Task details: Filter the listing and keep only the lines with the word "partir".

Raw records:

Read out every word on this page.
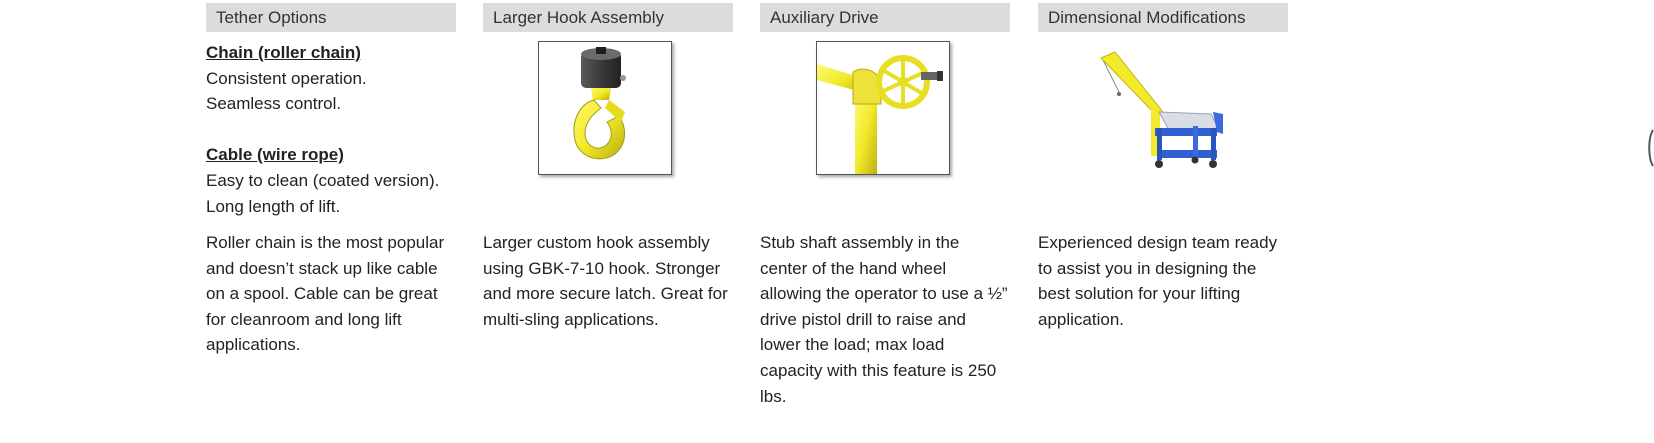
Tether Options
Chain (roller chain)
Consistent operation.
Seamless control.
Cable (wire rope)
Easy to clean (coated version).
Long length of lift.
Roller chain is the most popular
and doesn’t stack up like cable
on a spool. Cable can be great
for cleanroom and long lift
applications.
Larger Hook Assembly
Larger custom hook assembly
using GBK-7-10 hook. Stronger
and more secure latch. Great for
multi-sling applications.
Auxiliary Drive
Stub shaft assembly in the
center of the hand wheel
allowing the operator to use a ½”
drive pistol drill to raise and
lower the load; max load
capacity with this feature is 250
lbs.
Dimensional Modifications
Experienced design team ready
to assist you in designing the
best solution for your lifting
application.
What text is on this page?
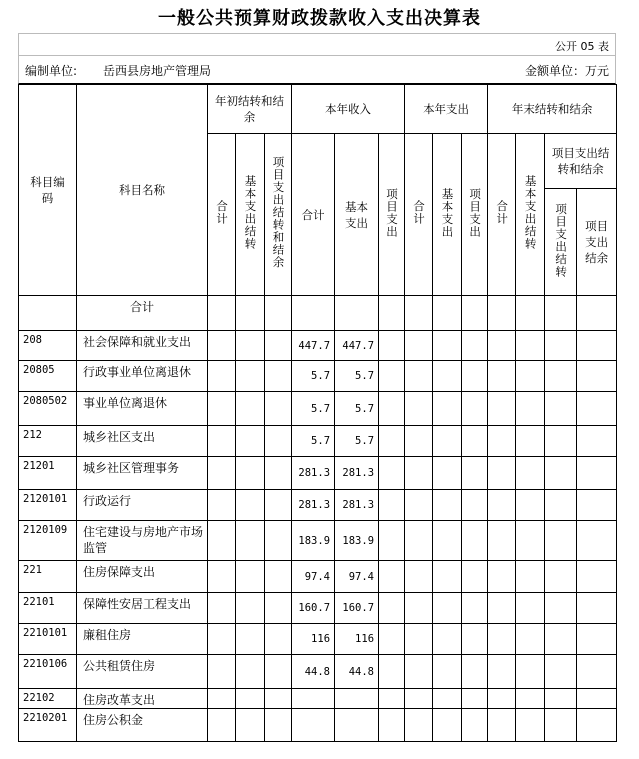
一般公共预算财政拨款收入支出决算表
公开 05 表
编制单位: 岳西县房地产管理局	金额单位：万元
科目编码	科目名称	年初结转和结余			本年收入			本年支出			年末结转和结余			
		合计	基本支出结转	项目支出结转和结余	合计	基本支出	项目支出	合计	基本支出	项目支出	合计	基本支出结转	项目支出结转和结余	
													项目支出结转	项目支出结余
	合计													
208	社会保障和就业支出				447.7	447.7								
20805	行政事业单位离退休				5.7	5.7								
2080502	事业单位离退休				5.7	5.7								
212	城乡社区支出				5.7	5.7								
21201	城乡社区管理事务				281.3	281.3								
2120101	行政运行				281.3	281.3								
2120109	住宅建设与房地产市场监管				183.9	183.9								
221	住房保障支出				97.4	97.4								
22101	保障性安居工程支出				160.7	160.7								
2210101	廉租住房				116	116								
2210106	公共租赁住房				44.8	44.8								
22102	住房改革支出													
2210201	住房公积金													
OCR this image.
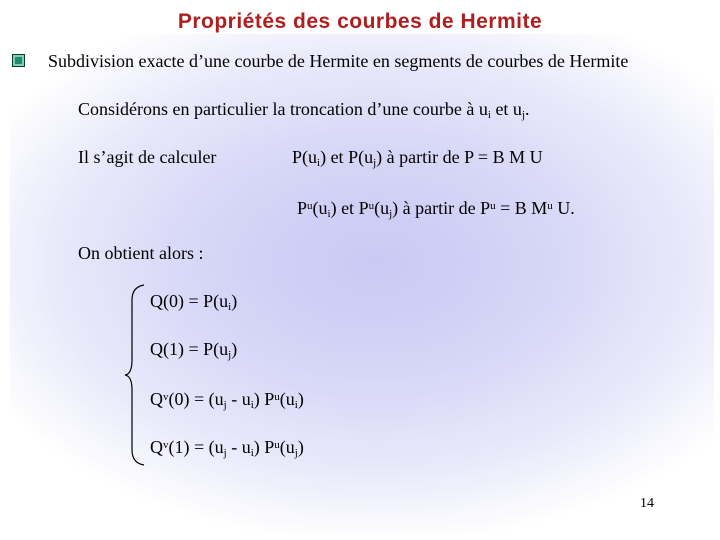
Propriétés des courbes de Hermite
Subdivision exacte d’une courbe de Hermite en segments de courbes de Hermite
Considérons en particulier la troncation d’une courbe à $u_i$ et $u_j$.
Il s’agit de calculer	$P(u_i)$ et $P(u_j)$ à partir de P = B M U
$P^u(u_i)$ et $P^u(u_j)$ à partir de $P^u = B$ $M^u$ U.
On obtient alors :
$Q(0) = P(u_i)$
$Q(1) = P(u_j)$
$Q^v(0) = (u_j - u_i)$ $P^u(u_i)$
$Q^v(1) = (u_j - u_i)$ $P^u(u_j)$
14
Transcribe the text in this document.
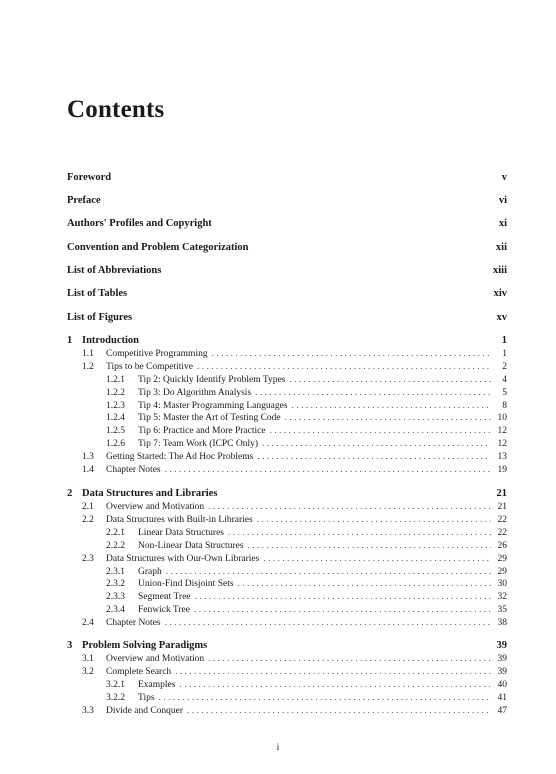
Contents
Foreword	v
Preface	vi
Authors' Profiles and Copyright	xi
Convention and Problem Categorization	xii
List of Abbreviations	xiii
List of Tables	xiv
List of Figures	xv
1 Introduction	1
1.1	Competitive Programming . . .	1
1.2	Tips to be Competitive . . .	2
1.2.1	Tip 2: Quickly Identify Problem Types . . .	4
1.2.2	Tip 3: Do Algorithm Analysis . . .	5
1.2.3	Tip 4: Master Programming Languages . . .	8
1.2.4	Tip 5: Master the Art of Testing Code . . .	10
1.2.5	Tip 6: Practice and More Practice . . .	12
1.2.6	Tip 7: Team Work (ICPC Only) . . .	12
1.3	Getting Started: The Ad Hoc Problems . . .	13
1.4	Chapter Notes . . .	19
2 Data Structures and Libraries	21
2.1	Overview and Motivation . . .	21
2.2	Data Structures with Built-in Libraries . . .	22
2.2.1	Linear Data Structures . . .	22
2.2.2	Non-Linear Data Structures . . .	26
2.3	Data Structures with Our-Own Libraries . . .	29
2.3.1	Graph . . .	29
2.3.2	Union-Find Disjoint Sets . . .	30
2.3.3	Segment Tree . . .	32
2.3.4	Fenwick Tree . . .	35
2.4	Chapter Notes . . .	38
3 Problem Solving Paradigms	39
3.1	Overview and Motivation . . .	39
3.2	Complete Search . . .	39
3.2.1	Examples . . .	40
3.2.2	Tips . . .	41
3.3	Divide and Conquer . . .	47
i
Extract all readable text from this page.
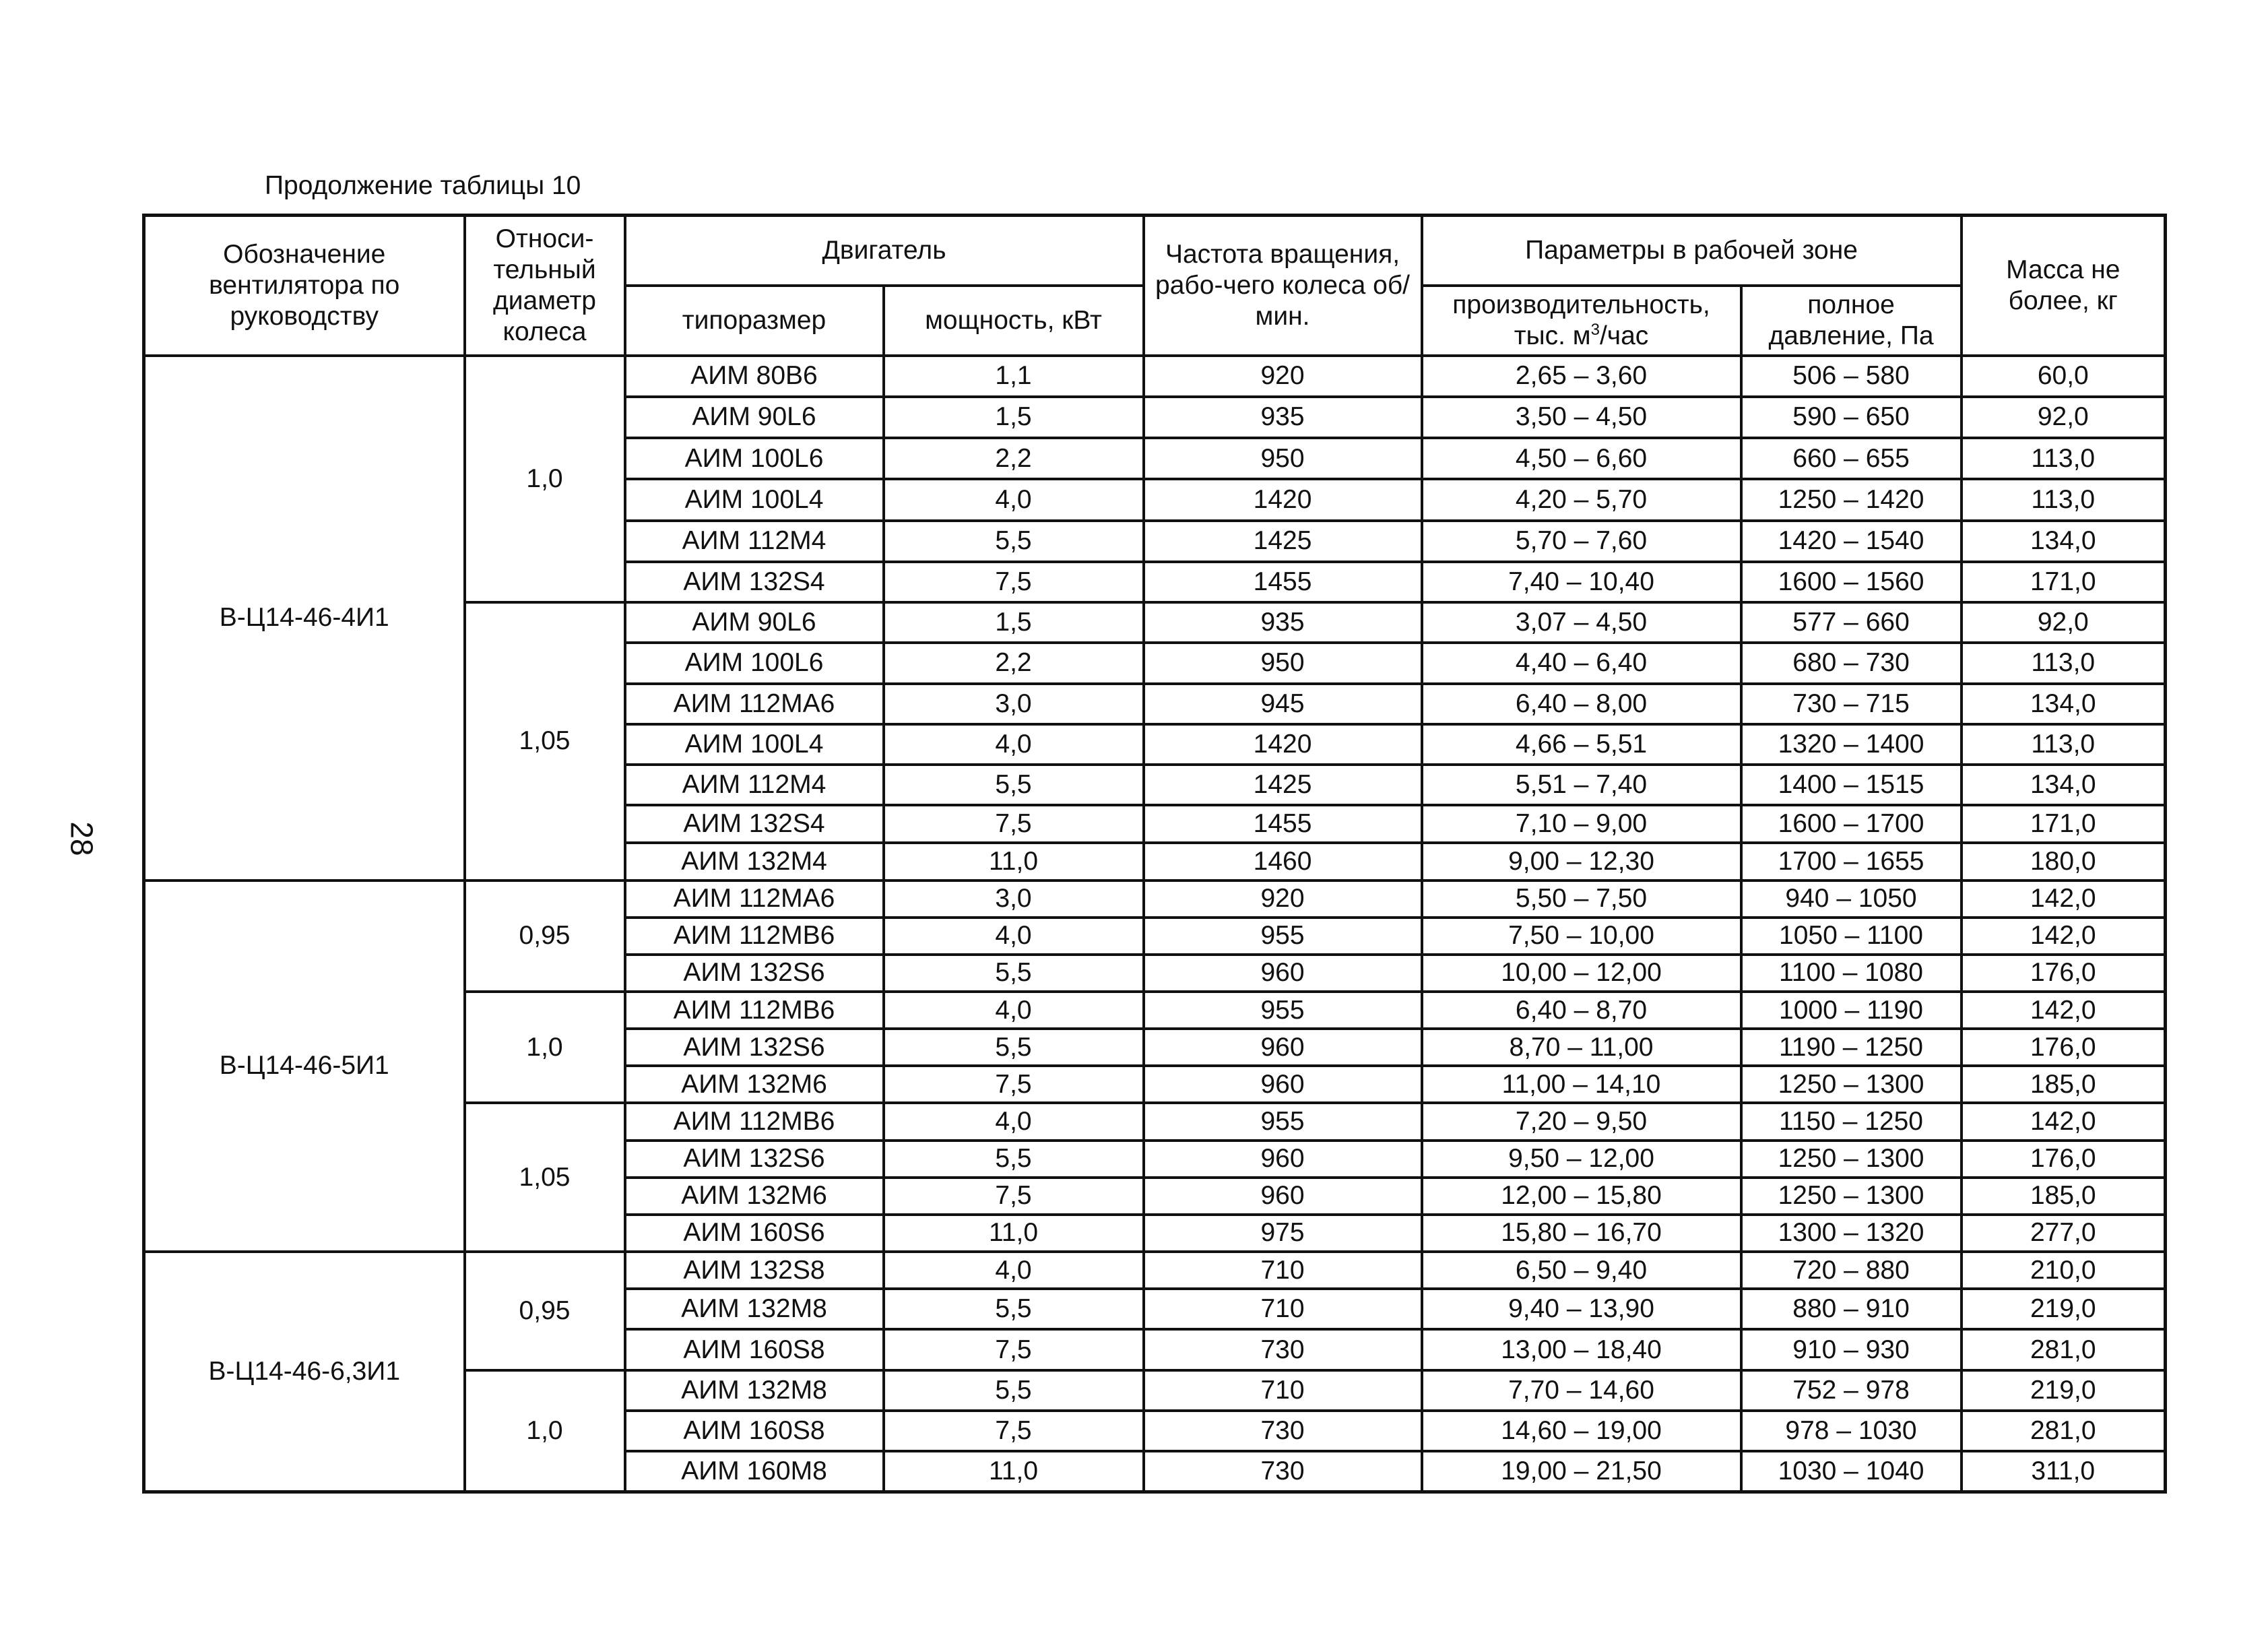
Продолжение таблицы 10
28
Обозначение вентилятора по руководству	Относи-тельный диаметр колеса	Двигатель		Частота вращения, рабо-чего колеса об/мин.	Параметры в рабочей зоне		Масса не более, кг
		типоразмер	мощность, кВт		производительность, тыс. $м^3$/час	полное давление, Па	
В-Ц14-46-4И1	1,0	АИМ 80В6	1,1	920	2,65 – 3,60	506 – 580	60,0
		АИМ 90L6	1,5	935	3,50 – 4,50	590 – 650	92,0
		АИМ 100L6	2,2	950	4,50 – 6,60	660 – 655	113,0
		АИМ 100L4	4,0	1420	4,20 – 5,70	1250 – 1420	113,0
		АИМ 112М4	5,5	1425	5,70 – 7,60	1420 – 1540	134,0
		АИМ 132S4	7,5	1455	7,40 – 10,40	1600 – 1560	171,0
	1,05	АИМ 90L6	1,5	935	3,07 – 4,50	577 – 660	92,0
		АИМ 100L6	2,2	950	4,40 – 6,40	680 – 730	113,0
		АИМ 112МА6	3,0	945	6,40 – 8,00	730 – 715	134,0
		АИМ 100L4	4,0	1420	4,66 – 5,51	1320 – 1400	113,0
		АИМ 112М4	5,5	1425	5,51 – 7,40	1400 – 1515	134,0
		АИМ 132S4	7,5	1455	7,10 – 9,00	1600 – 1700	171,0
		АИМ 132М4	11,0	1460	9,00 – 12,30	1700 – 1655	180,0
В-Ц14-46-5И1	0,95	АИМ 112МА6	3,0	920	5,50 – 7,50	940 – 1050	142,0
		АИМ 112МВ6	4,0	955	7,50 – 10,00	1050 – 1100	142,0
		АИМ 132S6	5,5	960	10,00 – 12,00	1100 – 1080	176,0
	1,0	АИМ 112МВ6	4,0	955	6,40 – 8,70	1000 – 1190	142,0
		АИМ 132S6	5,5	960	8,70 – 11,00	1190 – 1250	176,0
		АИМ 132М6	7,5	960	11,00 – 14,10	1250 – 1300	185,0
	1,05	АИМ 112МВ6	4,0	955	7,20 – 9,50	1150 – 1250	142,0
		АИМ 132S6	5,5	960	9,50 – 12,00	1250 – 1300	176,0
		АИМ 132М6	7,5	960	12,00 – 15,80	1250 – 1300	185,0
		АИМ 160S6	11,0	975	15,80 – 16,70	1300 – 1320	277,0
В-Ц14-46-6,3И1	0,95	АИМ 132S8	4,0	710	6,50 – 9,40	720 – 880	210,0
		АИМ 132М8	5,5	710	9,40 – 13,90	880 – 910	219,0
		АИМ 160S8	7,5	730	13,00 – 18,40	910 – 930	281,0
	1,0	АИМ 132М8	5,5	710	7,70 – 14,60	752 – 978	219,0
		АИМ 160S8	7,5	730	14,60 – 19,00	978 – 1030	281,0
		АИМ 160М8	11,0	730	19,00 – 21,50	1030 – 1040	311,0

Written reply:
Il s’agit de calculer	$P(u_i)$ et $P(u_j)$ à partir de P = B M U
$P^u(u_i)$ et $P^u(u_j)$ à partir de $P^u = B$ $M^u$ U.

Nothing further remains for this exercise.